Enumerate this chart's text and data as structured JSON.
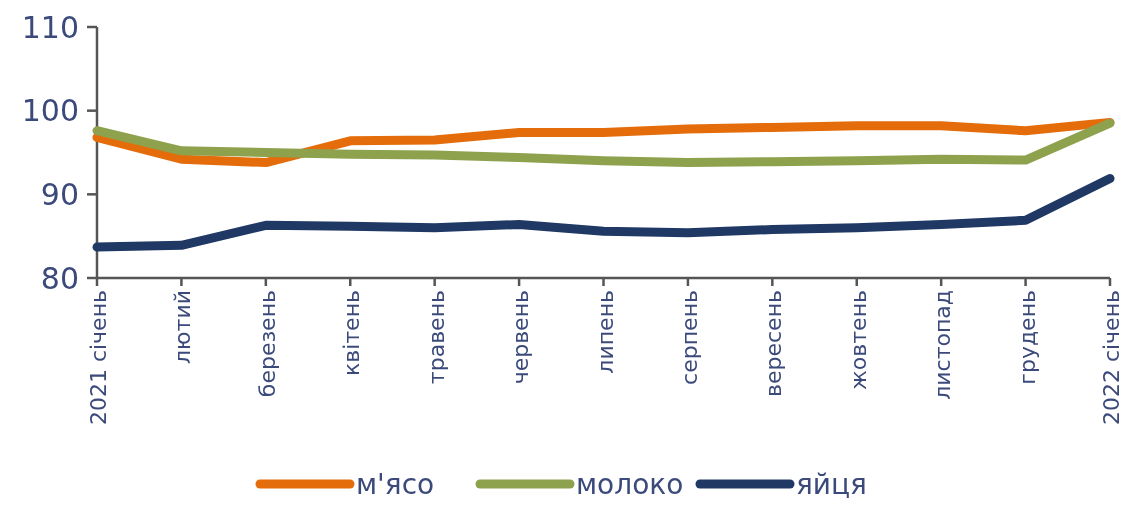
{
  "chart_data": {
    "type": "line",
    "categories": [
      "2021 січень",
      "лютий",
      "березень",
      "квітень",
      "травень",
      "червень",
      "липень",
      "серпень",
      "вересень",
      "жовтень",
      "листопад",
      "грудень",
      "2022 січень"
    ],
    "series": [
      {
        "name": "м'ясо",
        "color": "#e46c0a",
        "values": [
          96.8,
          94.2,
          93.8,
          96.4,
          96.5,
          97.4,
          97.4,
          97.8,
          98.0,
          98.2,
          98.2,
          97.6,
          98.6
        ]
      },
      {
        "name": "молоко",
        "color": "#8ea24e",
        "values": [
          97.6,
          95.2,
          95.0,
          94.8,
          94.7,
          94.4,
          94.0,
          93.8,
          93.9,
          94.0,
          94.2,
          94.1,
          98.5
        ]
      },
      {
        "name": "яйця",
        "color": "#1f3864",
        "values": [
          83.7,
          83.9,
          86.3,
          86.2,
          86.0,
          86.4,
          85.6,
          85.4,
          85.8,
          86.0,
          86.4,
          86.9,
          91.9
        ]
      }
    ],
    "ylim": [
      80,
      110
    ],
    "yticks": [
      80,
      90,
      100,
      110
    ],
    "legend": "bottom",
    "grid": false,
    "marker": "none",
    "line_style": "solid"
  }
}
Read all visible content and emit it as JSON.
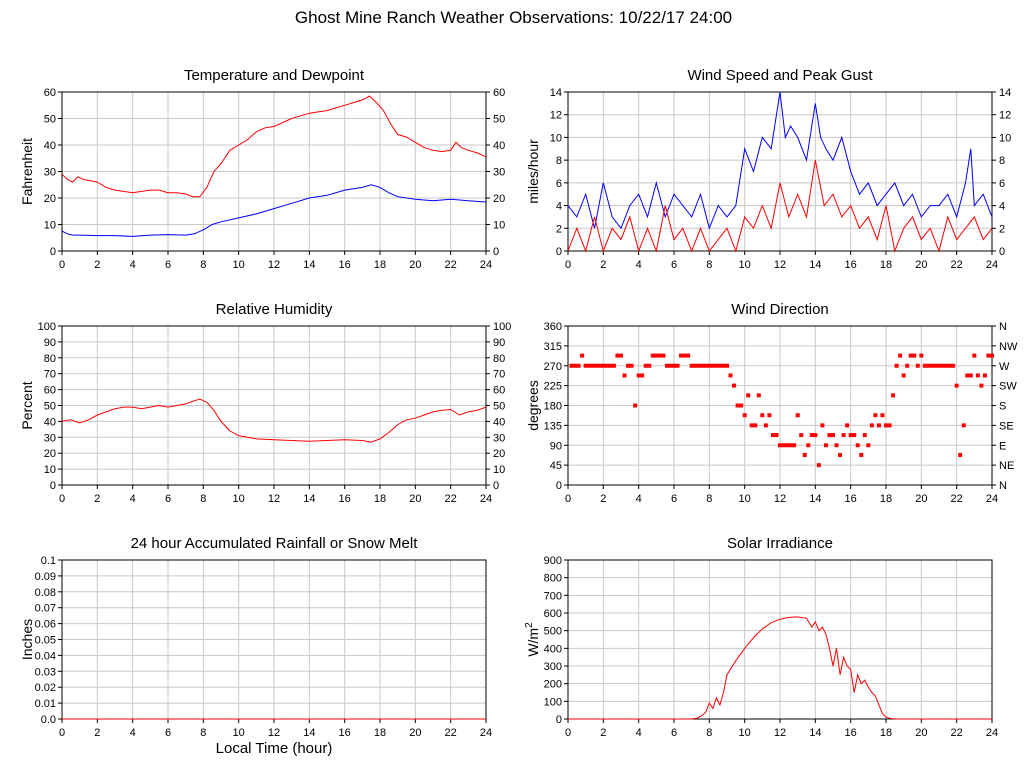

==================================================

* _WHAT YOU HAVE TO DO_
State, as a bare number, how many lines of the listing hold the word "color".

* _EXERCISE OUTPUT_
3